*SET PROBLEM*
Collect each line of the records containing the string "WHEN".

*SOURCE MATERIAL*
* * * * * * * * *

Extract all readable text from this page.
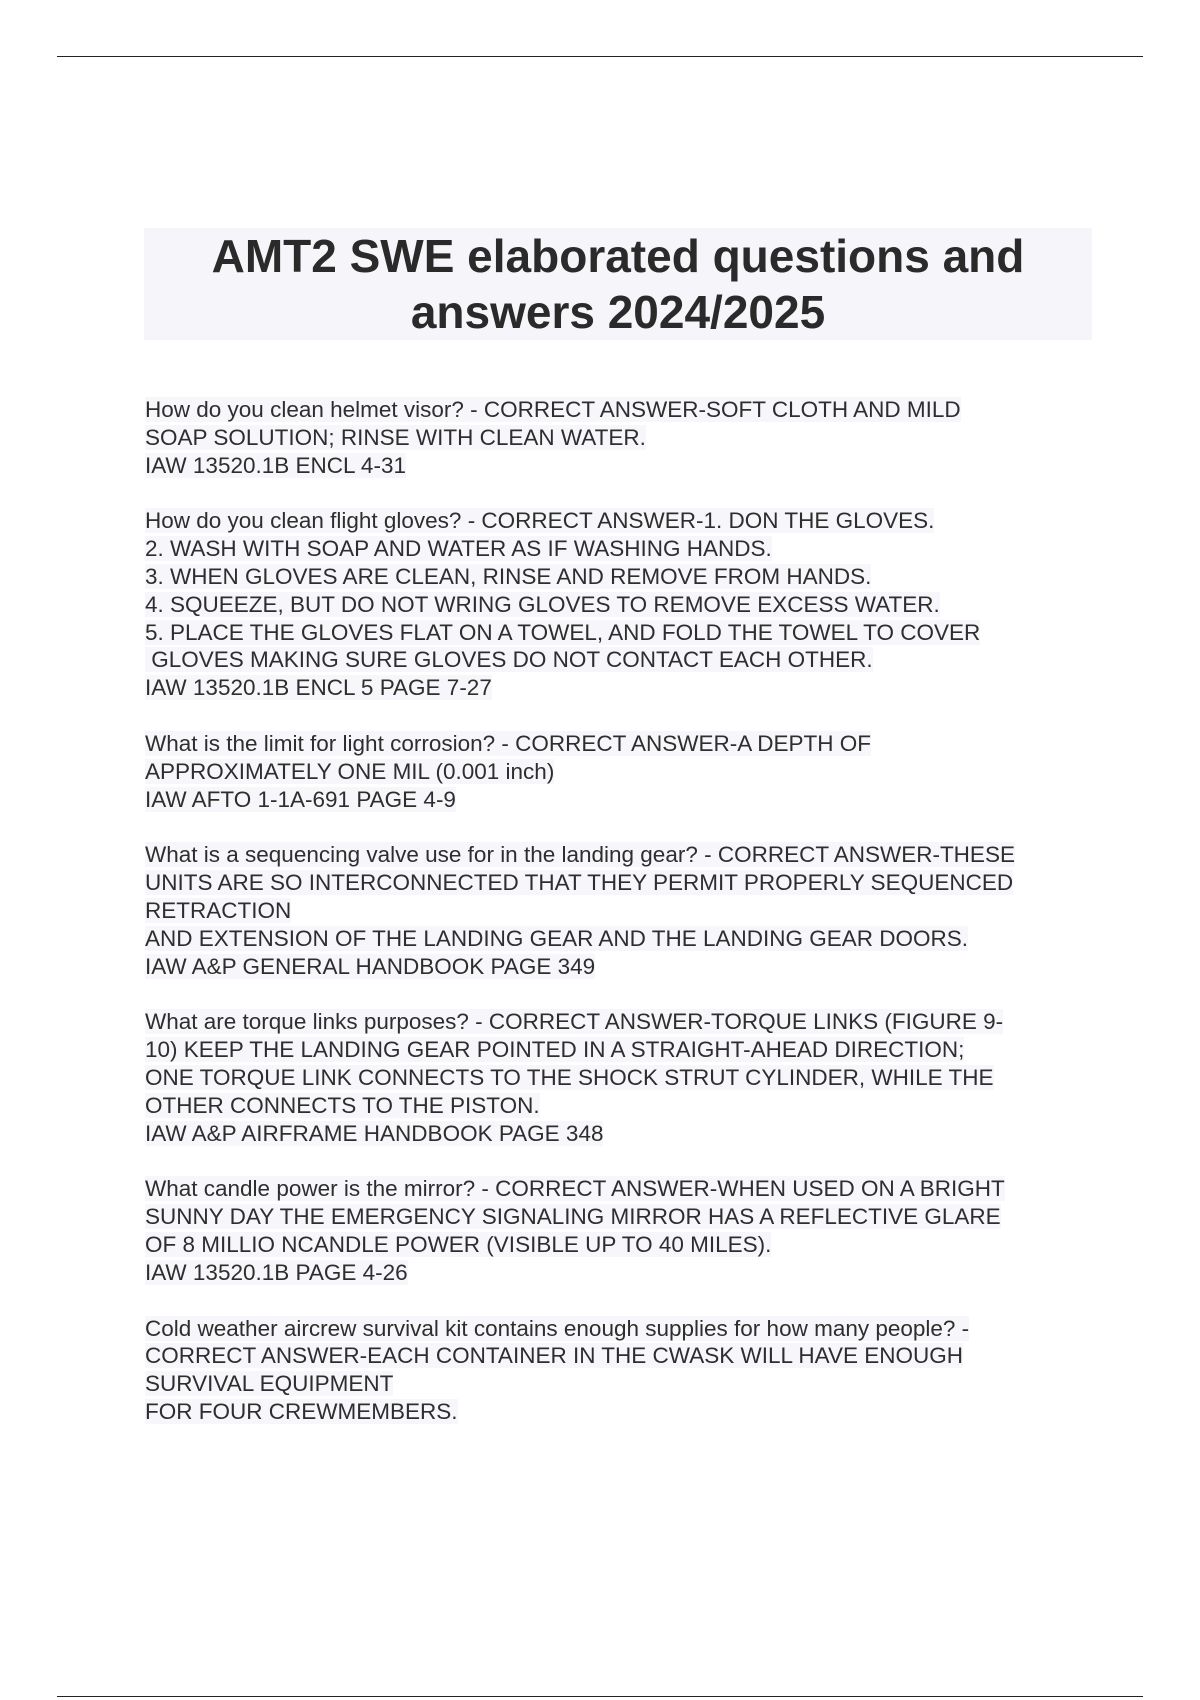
AMT2 SWE elaborated questions and
answers 2024/2025
How do you clean helmet visor? - CORRECT ANSWER-SOFT CLOTH AND MILD
SOAP SOLUTION; RINSE WITH CLEAN WATER.
IAW 13520.1B ENCL 4-31
How do you clean flight gloves? - CORRECT ANSWER-1. DON THE GLOVES.
2. WASH WITH SOAP AND WATER AS IF WASHING HANDS.
3. WHEN GLOVES ARE CLEAN, RINSE AND REMOVE FROM HANDS.
4. SQUEEZE, BUT DO NOT WRING GLOVES TO REMOVE EXCESS WATER.
5. PLACE THE GLOVES FLAT ON A TOWEL, AND FOLD THE TOWEL TO COVER
GLOVES MAKING SURE GLOVES DO NOT CONTACT EACH OTHER.
IAW 13520.1B ENCL 5 PAGE 7-27
What is the limit for light corrosion? - CORRECT ANSWER-A DEPTH OF
APPROXIMATELY ONE MIL (0.001 inch)
IAW AFTO 1-1A-691 PAGE 4-9
What is a sequencing valve use for in the landing gear? - CORRECT ANSWER-THESE
UNITS ARE SO INTERCONNECTED THAT THEY PERMIT PROPERLY SEQUENCED
RETRACTION
AND EXTENSION OF THE LANDING GEAR AND THE LANDING GEAR DOORS.
IAW A&P GENERAL HANDBOOK PAGE 349
What are torque links purposes? - CORRECT ANSWER-TORQUE LINKS (FIGURE 9-
10) KEEP THE LANDING GEAR POINTED IN A STRAIGHT-AHEAD DIRECTION;
ONE TORQUE LINK CONNECTS TO THE SHOCK STRUT CYLINDER, WHILE THE
OTHER CONNECTS TO THE PISTON.
IAW A&P AIRFRAME HANDBOOK PAGE 348
What candle power is the mirror? - CORRECT ANSWER-WHEN USED ON A BRIGHT
SUNNY DAY THE EMERGENCY SIGNALING MIRROR HAS A REFLECTIVE GLARE
OF 8 MILLIO NCANDLE POWER (VISIBLE UP TO 40 MILES).
IAW 13520.1B PAGE 4-26
Cold weather aircrew survival kit contains enough supplies for how many people? -
CORRECT ANSWER-EACH CONTAINER IN THE CWASK WILL HAVE ENOUGH
SURVIVAL EQUIPMENT
FOR FOUR CREWMEMBERS.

* * * * * * * * *

*RESPONSE BELOW*
3. WHEN GLOVES ARE CLEAN, RINSE AND REMOVE FROM HANDS.
What candle power is the mirror? - CORRECT ANSWER-WHEN USED ON A BRIGHT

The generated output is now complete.